• WRITTEN EXERCISE
Give the number of lines below that contain the word "Comparison", and nothing else.

____ DATASET EXTRACT

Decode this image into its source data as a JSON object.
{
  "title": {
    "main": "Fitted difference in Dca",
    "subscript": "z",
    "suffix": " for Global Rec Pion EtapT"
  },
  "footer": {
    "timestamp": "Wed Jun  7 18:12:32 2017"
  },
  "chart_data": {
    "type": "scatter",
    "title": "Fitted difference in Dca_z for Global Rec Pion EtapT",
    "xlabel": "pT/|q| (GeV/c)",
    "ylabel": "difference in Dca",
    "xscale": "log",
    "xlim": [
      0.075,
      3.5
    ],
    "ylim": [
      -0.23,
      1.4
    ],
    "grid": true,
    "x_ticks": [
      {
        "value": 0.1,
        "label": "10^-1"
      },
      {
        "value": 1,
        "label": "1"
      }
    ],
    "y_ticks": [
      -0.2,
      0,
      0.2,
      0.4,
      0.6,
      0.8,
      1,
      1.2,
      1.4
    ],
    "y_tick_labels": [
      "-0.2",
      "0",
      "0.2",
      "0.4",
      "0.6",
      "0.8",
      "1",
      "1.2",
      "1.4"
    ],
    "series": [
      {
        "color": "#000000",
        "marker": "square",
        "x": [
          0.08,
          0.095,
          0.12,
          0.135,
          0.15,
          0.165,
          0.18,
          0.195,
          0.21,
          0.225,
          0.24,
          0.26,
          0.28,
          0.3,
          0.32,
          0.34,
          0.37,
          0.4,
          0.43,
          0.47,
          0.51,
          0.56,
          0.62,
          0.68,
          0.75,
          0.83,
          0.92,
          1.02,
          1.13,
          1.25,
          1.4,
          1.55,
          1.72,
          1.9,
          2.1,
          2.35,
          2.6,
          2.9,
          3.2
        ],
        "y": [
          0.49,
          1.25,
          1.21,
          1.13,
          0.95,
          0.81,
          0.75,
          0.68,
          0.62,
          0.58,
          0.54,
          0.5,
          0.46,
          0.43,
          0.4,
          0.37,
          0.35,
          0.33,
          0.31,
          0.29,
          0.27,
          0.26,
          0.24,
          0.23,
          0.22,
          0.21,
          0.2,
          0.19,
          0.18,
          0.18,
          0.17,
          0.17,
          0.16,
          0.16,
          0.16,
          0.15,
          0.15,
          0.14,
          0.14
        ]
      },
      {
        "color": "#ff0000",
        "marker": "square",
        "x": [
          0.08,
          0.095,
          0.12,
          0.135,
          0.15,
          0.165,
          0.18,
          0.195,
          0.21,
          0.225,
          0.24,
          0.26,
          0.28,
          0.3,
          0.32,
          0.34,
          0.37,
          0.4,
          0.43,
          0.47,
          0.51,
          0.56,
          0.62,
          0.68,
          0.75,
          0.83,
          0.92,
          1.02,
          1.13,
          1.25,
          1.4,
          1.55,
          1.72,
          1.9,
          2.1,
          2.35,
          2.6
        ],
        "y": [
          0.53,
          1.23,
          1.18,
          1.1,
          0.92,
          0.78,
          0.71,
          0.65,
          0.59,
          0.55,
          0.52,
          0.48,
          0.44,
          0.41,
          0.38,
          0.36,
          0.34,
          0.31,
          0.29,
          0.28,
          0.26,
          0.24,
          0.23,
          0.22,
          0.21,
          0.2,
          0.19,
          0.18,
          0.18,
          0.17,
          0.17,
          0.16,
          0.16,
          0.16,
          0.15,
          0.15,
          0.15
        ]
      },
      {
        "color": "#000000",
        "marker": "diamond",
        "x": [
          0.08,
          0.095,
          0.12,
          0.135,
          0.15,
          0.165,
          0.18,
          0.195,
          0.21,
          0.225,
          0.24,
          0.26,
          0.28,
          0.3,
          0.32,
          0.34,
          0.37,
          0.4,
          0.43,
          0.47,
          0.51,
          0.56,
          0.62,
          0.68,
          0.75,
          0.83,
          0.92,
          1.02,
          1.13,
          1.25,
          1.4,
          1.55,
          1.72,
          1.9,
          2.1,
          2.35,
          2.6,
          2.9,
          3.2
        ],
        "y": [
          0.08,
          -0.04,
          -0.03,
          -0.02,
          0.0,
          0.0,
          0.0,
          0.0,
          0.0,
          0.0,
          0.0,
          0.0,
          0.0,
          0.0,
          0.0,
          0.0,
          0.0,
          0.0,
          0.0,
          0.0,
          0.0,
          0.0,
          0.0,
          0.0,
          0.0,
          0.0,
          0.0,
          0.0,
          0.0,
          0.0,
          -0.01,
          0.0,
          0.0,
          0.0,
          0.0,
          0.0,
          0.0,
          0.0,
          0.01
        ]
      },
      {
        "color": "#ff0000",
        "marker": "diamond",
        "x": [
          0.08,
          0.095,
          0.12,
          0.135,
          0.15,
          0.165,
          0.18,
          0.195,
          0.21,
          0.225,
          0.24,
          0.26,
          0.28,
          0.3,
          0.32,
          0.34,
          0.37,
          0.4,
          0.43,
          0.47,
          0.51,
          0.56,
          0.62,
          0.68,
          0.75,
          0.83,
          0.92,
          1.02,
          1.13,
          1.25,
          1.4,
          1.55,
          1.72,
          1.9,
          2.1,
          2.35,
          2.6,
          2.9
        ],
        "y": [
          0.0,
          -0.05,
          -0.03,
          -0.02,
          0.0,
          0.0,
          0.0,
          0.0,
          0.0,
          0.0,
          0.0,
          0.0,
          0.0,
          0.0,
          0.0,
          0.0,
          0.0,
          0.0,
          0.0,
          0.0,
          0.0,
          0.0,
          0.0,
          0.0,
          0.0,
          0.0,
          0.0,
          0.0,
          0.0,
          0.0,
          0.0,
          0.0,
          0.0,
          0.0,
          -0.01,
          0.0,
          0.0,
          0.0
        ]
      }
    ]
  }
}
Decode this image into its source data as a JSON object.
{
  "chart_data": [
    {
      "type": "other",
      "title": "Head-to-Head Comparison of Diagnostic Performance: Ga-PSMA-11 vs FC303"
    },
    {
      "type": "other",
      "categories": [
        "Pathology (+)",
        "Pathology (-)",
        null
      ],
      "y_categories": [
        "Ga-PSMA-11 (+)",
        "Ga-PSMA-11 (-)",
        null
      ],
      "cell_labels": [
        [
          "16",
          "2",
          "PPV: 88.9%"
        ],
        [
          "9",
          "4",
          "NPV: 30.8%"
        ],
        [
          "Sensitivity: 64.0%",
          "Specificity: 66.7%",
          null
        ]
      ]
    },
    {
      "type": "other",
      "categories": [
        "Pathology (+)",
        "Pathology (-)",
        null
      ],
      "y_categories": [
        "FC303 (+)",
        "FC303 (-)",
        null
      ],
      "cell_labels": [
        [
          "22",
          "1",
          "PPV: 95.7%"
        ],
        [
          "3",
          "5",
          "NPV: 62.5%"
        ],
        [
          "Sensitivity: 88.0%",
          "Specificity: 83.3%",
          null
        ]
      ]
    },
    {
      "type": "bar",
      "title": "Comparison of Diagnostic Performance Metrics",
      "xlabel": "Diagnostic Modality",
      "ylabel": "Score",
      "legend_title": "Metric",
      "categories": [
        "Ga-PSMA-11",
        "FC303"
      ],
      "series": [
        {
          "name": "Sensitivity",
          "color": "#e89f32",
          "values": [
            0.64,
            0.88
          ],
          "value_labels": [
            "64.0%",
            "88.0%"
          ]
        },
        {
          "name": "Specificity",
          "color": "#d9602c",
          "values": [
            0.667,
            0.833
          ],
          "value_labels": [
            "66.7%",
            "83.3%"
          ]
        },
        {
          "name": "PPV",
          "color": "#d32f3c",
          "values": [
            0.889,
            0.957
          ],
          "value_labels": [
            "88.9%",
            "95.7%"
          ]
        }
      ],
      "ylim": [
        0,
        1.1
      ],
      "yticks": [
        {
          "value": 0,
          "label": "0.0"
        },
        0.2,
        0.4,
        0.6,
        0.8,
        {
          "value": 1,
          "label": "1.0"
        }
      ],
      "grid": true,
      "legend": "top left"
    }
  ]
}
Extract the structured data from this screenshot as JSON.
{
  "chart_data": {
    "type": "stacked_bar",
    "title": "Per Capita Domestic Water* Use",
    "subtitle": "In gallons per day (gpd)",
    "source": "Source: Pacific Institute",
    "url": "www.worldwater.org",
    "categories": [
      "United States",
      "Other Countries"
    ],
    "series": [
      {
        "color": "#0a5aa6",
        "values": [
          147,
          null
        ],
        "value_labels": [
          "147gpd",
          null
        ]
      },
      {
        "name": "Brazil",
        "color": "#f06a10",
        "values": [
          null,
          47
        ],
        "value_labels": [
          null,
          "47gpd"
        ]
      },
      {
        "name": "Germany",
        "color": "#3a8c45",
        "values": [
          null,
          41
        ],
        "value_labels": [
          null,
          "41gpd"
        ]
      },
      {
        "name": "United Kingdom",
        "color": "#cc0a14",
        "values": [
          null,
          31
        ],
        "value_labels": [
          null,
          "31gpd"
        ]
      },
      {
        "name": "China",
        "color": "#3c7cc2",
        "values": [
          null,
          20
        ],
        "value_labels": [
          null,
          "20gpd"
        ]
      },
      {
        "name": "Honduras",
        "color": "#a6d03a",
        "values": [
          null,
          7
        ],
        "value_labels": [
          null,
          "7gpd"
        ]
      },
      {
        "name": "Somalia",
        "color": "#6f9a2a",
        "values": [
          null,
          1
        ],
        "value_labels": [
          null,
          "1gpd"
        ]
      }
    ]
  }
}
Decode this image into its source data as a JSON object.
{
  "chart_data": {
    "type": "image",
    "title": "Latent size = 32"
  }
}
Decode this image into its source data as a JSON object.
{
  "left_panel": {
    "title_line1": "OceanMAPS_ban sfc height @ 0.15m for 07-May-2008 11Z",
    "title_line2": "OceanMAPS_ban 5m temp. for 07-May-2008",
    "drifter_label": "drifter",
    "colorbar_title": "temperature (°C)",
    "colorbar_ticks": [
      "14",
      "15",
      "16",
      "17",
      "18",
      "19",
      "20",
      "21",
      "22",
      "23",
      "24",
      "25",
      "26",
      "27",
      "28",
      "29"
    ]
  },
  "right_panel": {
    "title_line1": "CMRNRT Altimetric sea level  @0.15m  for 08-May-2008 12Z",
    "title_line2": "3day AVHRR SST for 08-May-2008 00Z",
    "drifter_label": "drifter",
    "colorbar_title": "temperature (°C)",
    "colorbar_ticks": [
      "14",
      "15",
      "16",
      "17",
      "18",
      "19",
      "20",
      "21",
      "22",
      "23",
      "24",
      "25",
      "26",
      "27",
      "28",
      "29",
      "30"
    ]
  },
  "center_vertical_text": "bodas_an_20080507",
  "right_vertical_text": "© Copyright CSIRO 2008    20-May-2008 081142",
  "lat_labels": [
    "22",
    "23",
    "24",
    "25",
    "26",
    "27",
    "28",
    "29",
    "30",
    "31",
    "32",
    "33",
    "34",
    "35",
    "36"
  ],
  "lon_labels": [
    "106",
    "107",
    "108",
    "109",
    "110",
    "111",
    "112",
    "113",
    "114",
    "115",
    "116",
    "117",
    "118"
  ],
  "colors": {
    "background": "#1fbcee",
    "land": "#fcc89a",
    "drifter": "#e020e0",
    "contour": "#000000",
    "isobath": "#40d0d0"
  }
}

________

• EXERCISE RESPONSE
2